**PROBLEM REQUIREMENTS:** The records that follow need to be output exactly as they are.

**RECORDS FOR PROCESSING:**
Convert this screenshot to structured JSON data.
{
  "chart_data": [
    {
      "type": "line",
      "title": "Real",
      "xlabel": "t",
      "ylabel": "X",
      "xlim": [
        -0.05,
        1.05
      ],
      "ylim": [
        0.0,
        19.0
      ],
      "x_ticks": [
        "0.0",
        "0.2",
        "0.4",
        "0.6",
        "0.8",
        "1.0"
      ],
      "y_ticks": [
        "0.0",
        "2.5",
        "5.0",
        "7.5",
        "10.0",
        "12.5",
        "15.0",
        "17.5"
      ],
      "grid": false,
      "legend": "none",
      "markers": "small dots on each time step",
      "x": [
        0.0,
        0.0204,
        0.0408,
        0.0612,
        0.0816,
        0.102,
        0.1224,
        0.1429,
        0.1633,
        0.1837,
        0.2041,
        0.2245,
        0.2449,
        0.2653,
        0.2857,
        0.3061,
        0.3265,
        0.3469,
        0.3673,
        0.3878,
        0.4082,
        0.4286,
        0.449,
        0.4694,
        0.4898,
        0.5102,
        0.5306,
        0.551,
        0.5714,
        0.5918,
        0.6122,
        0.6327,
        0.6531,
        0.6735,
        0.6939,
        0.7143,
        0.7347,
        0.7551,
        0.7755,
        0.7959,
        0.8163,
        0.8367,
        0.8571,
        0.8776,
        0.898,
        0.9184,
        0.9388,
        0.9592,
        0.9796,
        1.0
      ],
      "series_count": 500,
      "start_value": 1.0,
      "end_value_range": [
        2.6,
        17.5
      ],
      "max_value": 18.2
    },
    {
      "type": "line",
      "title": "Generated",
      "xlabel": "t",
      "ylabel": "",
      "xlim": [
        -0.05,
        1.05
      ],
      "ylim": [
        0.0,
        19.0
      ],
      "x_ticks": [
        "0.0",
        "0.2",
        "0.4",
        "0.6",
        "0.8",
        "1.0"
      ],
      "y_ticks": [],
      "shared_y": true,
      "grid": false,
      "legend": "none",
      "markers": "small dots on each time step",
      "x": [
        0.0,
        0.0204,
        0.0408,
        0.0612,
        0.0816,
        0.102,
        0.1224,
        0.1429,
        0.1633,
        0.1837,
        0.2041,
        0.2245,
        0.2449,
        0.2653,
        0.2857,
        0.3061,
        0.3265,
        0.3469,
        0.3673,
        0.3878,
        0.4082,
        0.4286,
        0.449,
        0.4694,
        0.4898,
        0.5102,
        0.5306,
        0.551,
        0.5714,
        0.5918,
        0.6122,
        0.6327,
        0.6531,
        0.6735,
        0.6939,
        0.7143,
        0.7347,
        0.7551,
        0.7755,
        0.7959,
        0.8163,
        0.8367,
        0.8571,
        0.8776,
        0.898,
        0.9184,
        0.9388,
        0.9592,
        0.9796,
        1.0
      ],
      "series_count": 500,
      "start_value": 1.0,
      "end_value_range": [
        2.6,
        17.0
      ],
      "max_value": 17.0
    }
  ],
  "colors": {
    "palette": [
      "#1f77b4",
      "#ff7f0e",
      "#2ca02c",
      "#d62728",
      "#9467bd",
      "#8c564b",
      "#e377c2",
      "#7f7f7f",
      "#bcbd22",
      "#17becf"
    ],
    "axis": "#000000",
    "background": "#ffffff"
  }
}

**ANSWER:**
Convert this screenshot to structured JSON data.
{
  "chart_data": [
    {
      "type": "line",
      "title": "Real",
      "xlabel": "t",
      "ylabel": "X",
      "xlim": [
        -0.05,
        1.05
      ],
      "ylim": [
        0.0,
        19.0
      ],
      "x_ticks": [
        "0.0",
        "0.2",
        "0.4",
        "0.6",
        "0.8",
        "1.0"
      ],
      "y_ticks": [
        "0.0",
        "2.5",
        "5.0",
        "7.5",
        "10.0",
        "12.5",
        "15.0",
        "17.5"
      ],
      "grid": false,
      "legend": "none",
      "markers": "small dots on each time step",
      "x": [
        0.0,
        0.0204,
        0.0408,
        0.0612,
        0.0816,
        0.102,
        0.1224,
        0.1429,
        0.1633,
        0.1837,
        0.2041,
        0.2245,
        0.2449,
        0.2653,
        0.2857,
        0.3061,
        0.3265,
        0.3469,
        0.3673,
        0.3878,
        0.4082,
        0.4286,
        0.449,
        0.4694,
        0.4898,
        0.5102,
        0.5306,
        0.551,
        0.5714,
        0.5918,
        0.6122,
        0.6327,
        0.6531,
        0.6735,
        0.6939,
        0.7143,
        0.7347,
        0.7551,
        0.7755,
        0.7959,
        0.8163,
        0.8367,
        0.8571,
        0.8776,
        0.898,
        0.9184,
        0.9388,
        0.9592,
        0.9796,
        1.0
      ],
      "series_count": 500,
      "start_value": 1.0,
      "end_value_range": [
        2.6,
        17.5
      ],
      "max_value": 18.2
    },
    {
      "type": "line",
      "title": "Generated",
      "xlabel": "t",
      "ylabel": "",
      "xlim": [
        -0.05,
        1.05
      ],
      "ylim": [
        0.0,
        19.0
      ],
      "x_ticks": [
        "0.0",
        "0.2",
        "0.4",
        "0.6",
        "0.8",
        "1.0"
      ],
      "y_ticks": [],
      "shared_y": true,
      "grid": false,
      "legend": "none",
      "markers": "small dots on each time step",
      "x": [
        0.0,
        0.0204,
        0.0408,
        0.0612,
        0.0816,
        0.102,
        0.1224,
        0.1429,
        0.1633,
        0.1837,
        0.2041,
        0.2245,
        0.2449,
        0.2653,
        0.2857,
        0.3061,
        0.3265,
        0.3469,
        0.3673,
        0.3878,
        0.4082,
        0.4286,
        0.449,
        0.4694,
        0.4898,
        0.5102,
        0.5306,
        0.551,
        0.5714,
        0.5918,
        0.6122,
        0.6327,
        0.6531,
        0.6735,
        0.6939,
        0.7143,
        0.7347,
        0.7551,
        0.7755,
        0.7959,
        0.8163,
        0.8367,
        0.8571,
        0.8776,
        0.898,
        0.9184,
        0.9388,
        0.9592,
        0.9796,
        1.0
      ],
      "series_count": 500,
      "start_value": 1.0,
      "end_value_range": [
        2.6,
        17.0
      ],
      "max_value": 17.0
    }
  ],
  "colors": {
    "palette": [
      "#1f77b4",
      "#ff7f0e",
      "#2ca02c",
      "#d62728",
      "#9467bd",
      "#8c564b",
      "#e377c2",
      "#7f7f7f",
      "#bcbd22",
      "#17becf"
    ],
    "axis": "#000000",
    "background": "#ffffff"
  }
}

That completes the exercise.